**Short exercise**
List all lines of the data that include the string "this".

**Dataset entries**
+--

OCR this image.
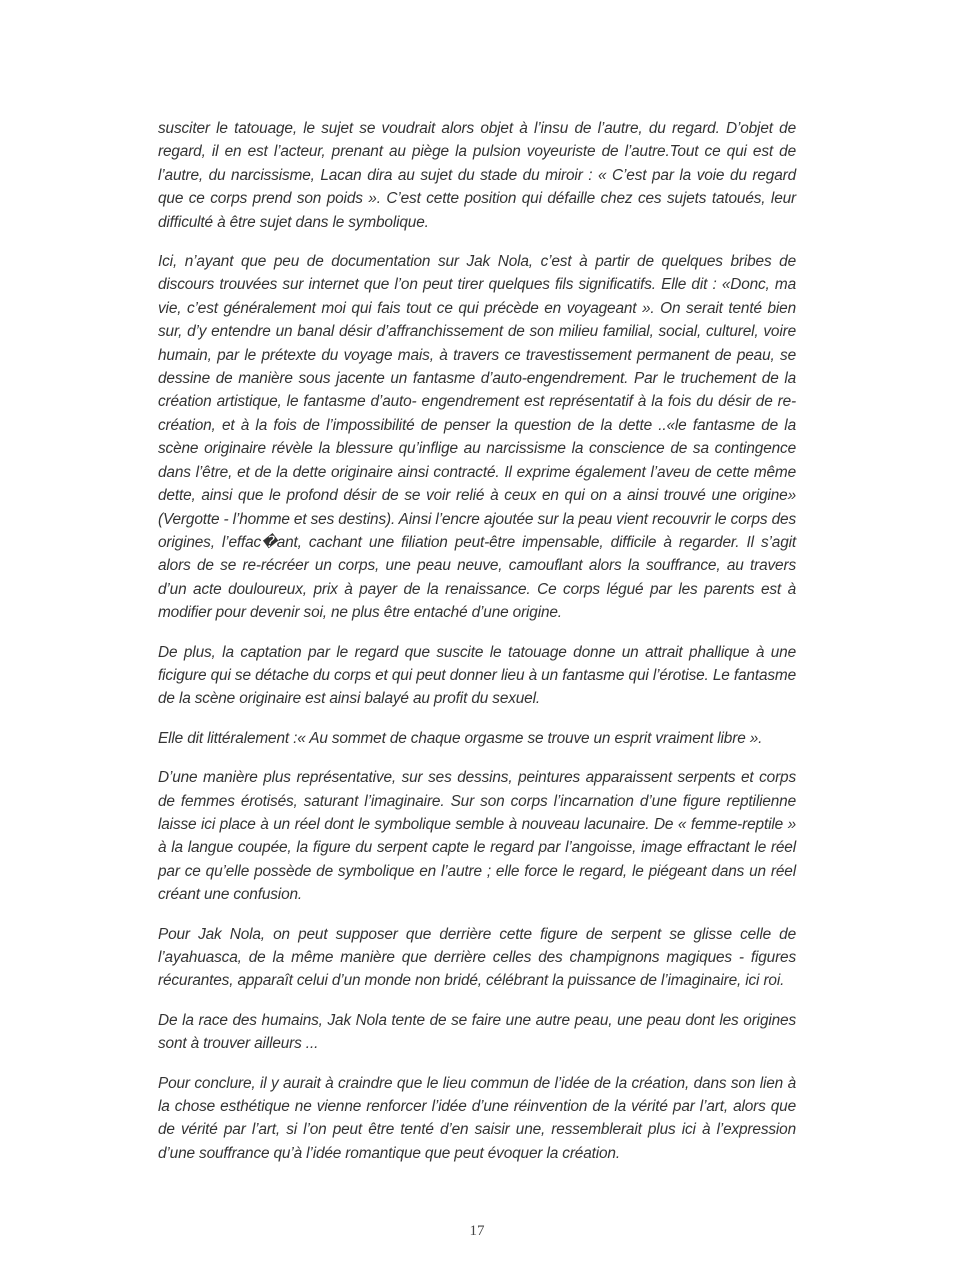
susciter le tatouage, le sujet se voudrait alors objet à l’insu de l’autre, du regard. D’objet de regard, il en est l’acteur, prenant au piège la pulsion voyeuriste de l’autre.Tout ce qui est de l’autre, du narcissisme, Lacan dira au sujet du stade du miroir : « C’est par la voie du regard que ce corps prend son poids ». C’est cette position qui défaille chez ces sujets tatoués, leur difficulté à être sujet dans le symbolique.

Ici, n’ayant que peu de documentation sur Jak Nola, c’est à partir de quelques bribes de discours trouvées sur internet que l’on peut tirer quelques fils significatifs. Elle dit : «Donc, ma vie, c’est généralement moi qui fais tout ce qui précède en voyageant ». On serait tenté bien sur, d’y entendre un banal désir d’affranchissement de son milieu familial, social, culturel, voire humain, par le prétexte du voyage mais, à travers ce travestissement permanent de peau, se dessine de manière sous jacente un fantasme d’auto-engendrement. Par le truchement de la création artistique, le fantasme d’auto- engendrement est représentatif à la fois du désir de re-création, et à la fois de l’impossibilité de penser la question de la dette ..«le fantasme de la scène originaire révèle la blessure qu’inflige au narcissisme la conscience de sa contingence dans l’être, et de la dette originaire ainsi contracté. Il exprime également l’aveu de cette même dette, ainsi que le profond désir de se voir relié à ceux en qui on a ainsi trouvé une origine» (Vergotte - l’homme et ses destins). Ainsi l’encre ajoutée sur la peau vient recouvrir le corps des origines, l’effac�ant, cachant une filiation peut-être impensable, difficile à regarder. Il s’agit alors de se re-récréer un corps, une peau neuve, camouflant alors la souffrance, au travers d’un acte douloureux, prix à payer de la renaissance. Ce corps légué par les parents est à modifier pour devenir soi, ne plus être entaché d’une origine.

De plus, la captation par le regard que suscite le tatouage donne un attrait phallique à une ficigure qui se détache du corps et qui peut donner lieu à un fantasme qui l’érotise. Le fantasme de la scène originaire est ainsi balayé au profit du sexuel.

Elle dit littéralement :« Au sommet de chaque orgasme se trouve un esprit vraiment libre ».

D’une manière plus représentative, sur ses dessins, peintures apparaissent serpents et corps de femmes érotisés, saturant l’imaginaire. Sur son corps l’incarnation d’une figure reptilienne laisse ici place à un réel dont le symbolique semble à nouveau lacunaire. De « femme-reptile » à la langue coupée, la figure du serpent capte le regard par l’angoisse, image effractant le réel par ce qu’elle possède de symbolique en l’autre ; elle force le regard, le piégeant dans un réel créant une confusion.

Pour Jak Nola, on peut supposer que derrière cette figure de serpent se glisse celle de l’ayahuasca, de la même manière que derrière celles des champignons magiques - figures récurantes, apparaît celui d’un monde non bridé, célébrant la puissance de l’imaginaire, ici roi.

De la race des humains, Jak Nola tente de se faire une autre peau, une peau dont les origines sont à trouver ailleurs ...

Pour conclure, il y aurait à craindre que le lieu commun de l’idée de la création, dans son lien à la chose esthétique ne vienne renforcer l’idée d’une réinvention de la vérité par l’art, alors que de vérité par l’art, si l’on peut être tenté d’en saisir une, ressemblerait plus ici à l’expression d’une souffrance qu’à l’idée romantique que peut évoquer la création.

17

+--

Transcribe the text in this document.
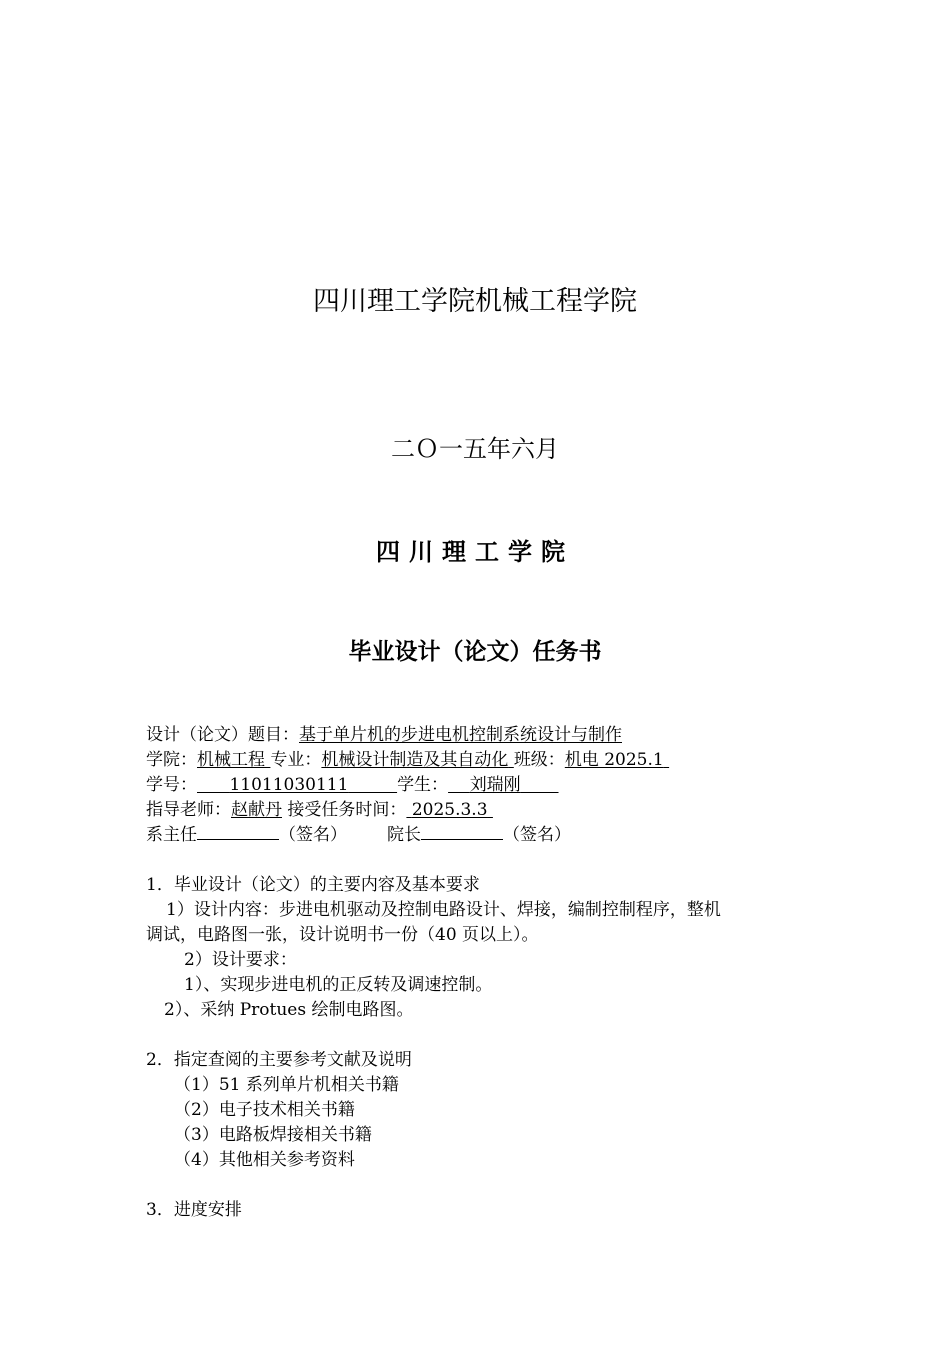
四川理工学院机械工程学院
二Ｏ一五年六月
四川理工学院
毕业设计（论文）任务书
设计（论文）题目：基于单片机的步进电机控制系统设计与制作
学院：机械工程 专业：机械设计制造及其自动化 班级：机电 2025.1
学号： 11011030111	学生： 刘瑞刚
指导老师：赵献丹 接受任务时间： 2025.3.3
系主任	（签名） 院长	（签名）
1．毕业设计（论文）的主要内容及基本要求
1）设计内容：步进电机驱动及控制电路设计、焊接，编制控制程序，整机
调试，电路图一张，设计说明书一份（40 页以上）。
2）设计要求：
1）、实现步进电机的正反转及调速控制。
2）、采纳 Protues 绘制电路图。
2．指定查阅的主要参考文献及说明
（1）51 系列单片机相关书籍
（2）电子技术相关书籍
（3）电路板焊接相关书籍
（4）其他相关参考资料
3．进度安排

+--

**Worked answer**
OCR this image.
Transcribe the text in this document.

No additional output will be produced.